(Records from a collection)
-- begin --

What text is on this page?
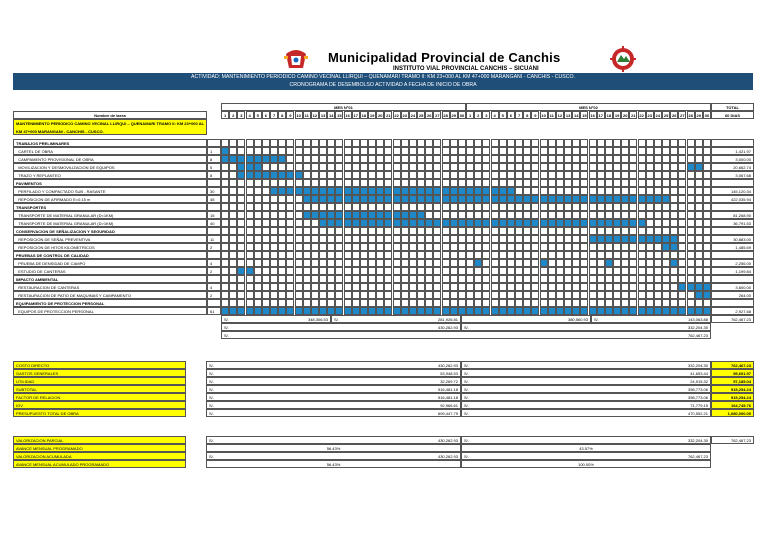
Municipalidad Provincial de Canchis
INSTITUTO VIAL PROVINCIAL CANCHIS – SICUANI
ACTIVIDAD: MANTENIMIENTO PERIODICO CAMINO VECINAL LLIRQUI – QUENAMARI TRAMO II: KM 23+000 AL KM 47+000 MARANGANI - CANCHIS - CUSCO.
CRONOGRAMA DE DESEMBOLSO ACTIVIDAD A FECHA DE INICIO DE OBRA
MES N°01	MES N°02	TOTAL
Nombre de tarea	60 DIAS
1	2	3	4	5	6	7	8	9	10 11 12 13 14 15 16 17 18 19 20 21 22 23 24 25 26 27 28 29 30	1	2	3	4	5	6	7	8	9	10 11 12 13 14 15 16 17 18 19 20 21 22 23 24 25 26 27 28 29 30
MANTENIMIENTO PERIODICO CAMINO VECINAL LLIRQUI – QUENAMARI TRAMO II: KM 23+000 AL KM 47+000 MARANGANI - CANCHIS - CUSCO.
TRABAJOS PRELIMINARES
CARTEL DE OBRA	1	1,421.97
CAMPAMENTO PROVISIONAL DE OBRA	8	3,000.00
MOVILIZACION Y DESMOVILIZACION DE EQUIPOS	5	20,662.74
TRAZO Y REPLANTEO	8	3,067.68
PAVIMENTOS
PERFILADO Y COMPACTADO SUB - RASANTE	30	145,120.34
REPOSICION DE AFIRMADO E=0.15 m	45	422,035.94
TRANSPORTES
TRANSPORTE DE MATERIAL GRANULAR (D<1KM)	15	81,268.90
TRANSPORTE DE MATERIAL GRANULAR (D>1KM)	40	36,791.53
CONSERVACION DE SEÑALIZACION Y SEGURIDAD
REPOSICION DE SEÑAL PREVENTIVA	11	30,883.00
REPOSICION DE HITOS KILOMETRICOS	2	1,485.69
PRUEBAS DE CONTROL DE CALIDAD
PRUEBA DE DENSIDAD DE CAMPO	4	2,256.00
ESTUDIO DE CANTERAS	2	1,199.84
IMPACTO AMBIENTAL
RESTAURACION DE CANTERAS	4	3,600.00
RESTAURACION DE PATIO DE MAQUINAS Y CAMPAMENTO	2	264.00
EQUIPAMIENTO DE PROTECCION PERSONAL
EQUIPOS DE PROTECCION PERSONAL	61	2,927.68
S/.	348,306.53	S/.	281,926.81	380,560.93	S/.	143,063.88	762,467.23
S/.	430,262.93	S/.	332,204.30
S/.	762,467.23
COSTO DIRECTO	S/.	430,262.93	S/.	332,204.30	762,467.23
GASTOS GENERALES	S/.	53,948.53	S/.	41,653.44	95,601.97
UTILIDAD	S/.	32,269.72	S/.	24,915.32	57,185.04
SUBTOTAL	S/.	516,481.18	S/.	398,773.06	915,254.24
FACTOR DE RELACION	S/.	516,481.18	S/.	398,773.06	915,254.24
IGV	S/.	92,966.61	S/.	71,779.15	164,745.76
PRESUPUESTO TOTAL DE OBRA	S/.	609,447.79	S/.	470,552.21	1,080,000.00
VALORIZACION PARCIAL	S/.	430,262.93	S/.	332,204.30	762,467.23
AVANCE MENSUAL PROGRAMADO	56.43%	43.57%
VALORIZACION ACUMULADA	S/.	430,262.93	S/.	762,467.23
AVANCE MENSUAL ACUMULADO PROGRAMADO	56.43%	100.00%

-- end --

*REQUIRED WORK*
Each record should be quoted exactly, with the images omitted.

*EXPECTED ANSWER*
What text is on this page?
Municipalidad Provincial de Canchis
INSTITUTO VIAL PROVINCIAL CANCHIS – SICUANI
ACTIVIDAD: MANTENIMIENTO PERIODICO CAMINO VECINAL LLIRQUI – QUENAMARI TRAMO II: KM 23+000 AL KM 47+000 MARANGANI - CANCHIS - CUSCO.
CRONOGRAMA DE DESEMBOLSO ACTIVIDAD A FECHA DE INICIO DE OBRA
MES N°01	MES N°02	TOTAL
Nombre de tarea	60 DIAS
1	2	3	4	5	6	7	8	9	10 11 12 13 14 15 16 17 18 19 20 21 22 23 24 25 26 27 28 29 30	1	2	3	4	5	6	7	8	9	10 11 12 13 14 15 16 17 18 19 20 21 22 23 24 25 26 27 28 29 30
MANTENIMIENTO PERIODICO CAMINO VECINAL LLIRQUI – QUENAMARI TRAMO II: KM 23+000 AL KM 47+000 MARANGANI - CANCHIS - CUSCO.
TRABAJOS PRELIMINARES
CARTEL DE OBRA	1	1,421.97
CAMPAMENTO PROVISIONAL DE OBRA	8	3,000.00
MOVILIZACION Y DESMOVILIZACION DE EQUIPOS	5	20,662.74
TRAZO Y REPLANTEO	8	3,067.68
PAVIMENTOS
PERFILADO Y COMPACTADO SUB - RASANTE	30	145,120.34
REPOSICION DE AFIRMADO E=0.15 m	45	422,035.94
TRANSPORTES
TRANSPORTE DE MATERIAL GRANULAR (D<1KM)	15	81,268.90
TRANSPORTE DE MATERIAL GRANULAR (D>1KM)	40	36,791.53
CONSERVACION DE SEÑALIZACION Y SEGURIDAD
REPOSICION DE SEÑAL PREVENTIVA	11	30,883.00
REPOSICION DE HITOS KILOMETRICOS	2	1,485.69
PRUEBAS DE CONTROL DE CALIDAD
PRUEBA DE DENSIDAD DE CAMPO	4	2,256.00
ESTUDIO DE CANTERAS	2	1,199.84
IMPACTO AMBIENTAL
RESTAURACION DE CANTERAS	4	3,600.00
RESTAURACION DE PATIO DE MAQUINAS Y CAMPAMENTO	2	264.00
EQUIPAMIENTO DE PROTECCION PERSONAL
EQUIPOS DE PROTECCION PERSONAL	61	2,927.68
S/.	348,306.53	S/.	281,926.81	380,560.93	S/.	143,063.88	762,467.23
S/.	430,262.93	S/.	332,204.30
S/.	762,467.23
COSTO DIRECTO	S/.	430,262.93	S/.	332,204.30	762,467.23
GASTOS GENERALES	S/.	53,948.53	S/.	41,653.44	95,601.97
UTILIDAD	S/.	32,269.72	S/.	24,915.32	57,185.04
SUBTOTAL	S/.	516,481.18	S/.	398,773.06	915,254.24
FACTOR DE RELACION	S/.	516,481.18	S/.	398,773.06	915,254.24
IGV	S/.	92,966.61	S/.	71,779.15	164,745.76
PRESUPUESTO TOTAL DE OBRA	S/.	609,447.79	S/.	470,552.21	1,080,000.00
VALORIZACION PARCIAL	S/.	430,262.93	S/.	332,204.30	762,467.23
AVANCE MENSUAL PROGRAMADO	56.43%	43.57%
VALORIZACION ACUMULADA	S/.	430,262.93	S/.	762,467.23
AVANCE MENSUAL ACUMULADO PROGRAMADO	56.43%	100.00%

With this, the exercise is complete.